● **BRIEF**: Output all entries verbatim. Skip pictures.

● **DATA ROWS**:
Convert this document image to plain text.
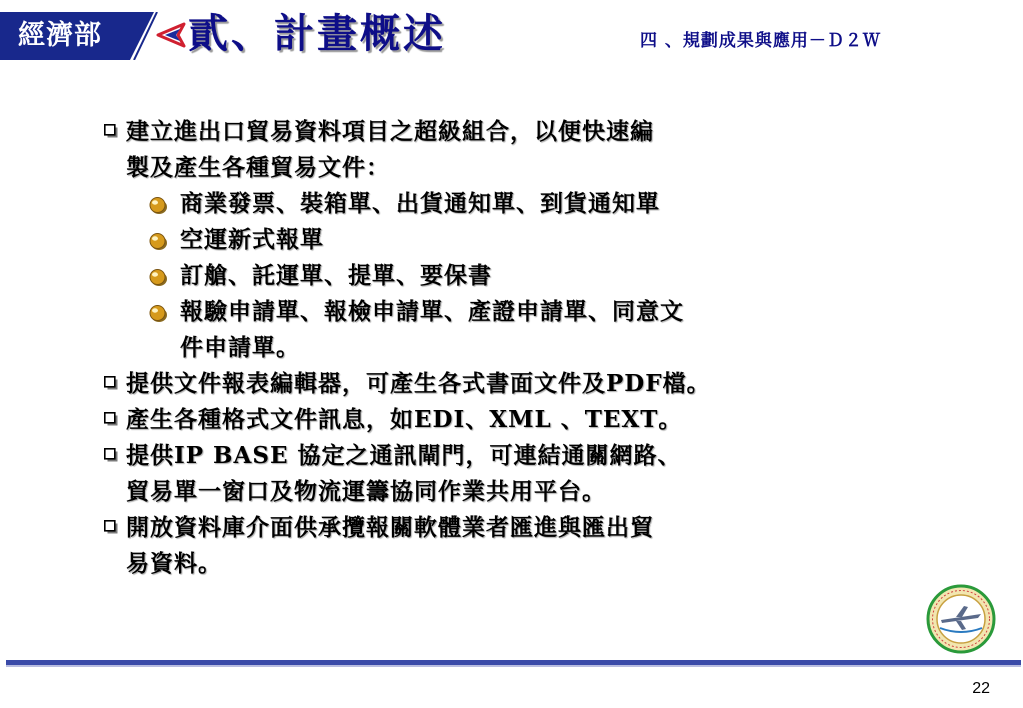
經濟部	貳、計畫概述	四 、規劃成果與應用－Ｄ２Ｗ
建立進出口貿易資料項目之超級組合，以便快速編
製及產生各種貿易文件：
商業發票、裝箱單、出貨通知單、到貨通知單
空運新式報單
訂艙、託運單、提單、要保書
報驗申請單、報檢申請單、產證申請單、同意文
件申請單。
提供文件報表編輯器，可產生各式書面文件及PDF檔。
產生各種格式文件訊息，如EDI、XML 、TEXT。
提供IP BASE 協定之通訊閘門，可連結通關網路、
貿易單一窗口及物流運籌協同作業共用平台。
開放資料庫介面供承攬報關軟體業者匯進與匯出貿
易資料。
22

● **ANSWER IN FULL**:
Convert this document image to plain text.
經濟部	貳、計畫概述	四 、規劃成果與應用－Ｄ２Ｗ
建立進出口貿易資料項目之超級組合，以便快速編
製及產生各種貿易文件：
商業發票、裝箱單、出貨通知單、到貨通知單
空運新式報單
訂艙、託運單、提單、要保書
報驗申請單、報檢申請單、產證申請單、同意文
件申請單。
提供文件報表編輯器，可產生各式書面文件及PDF檔。
產生各種格式文件訊息，如EDI、XML 、TEXT。
提供IP BASE 協定之通訊閘門，可連結通關網路、
貿易單一窗口及物流運籌協同作業共用平台。
開放資料庫介面供承攬報關軟體業者匯進與匯出貿
易資料。
22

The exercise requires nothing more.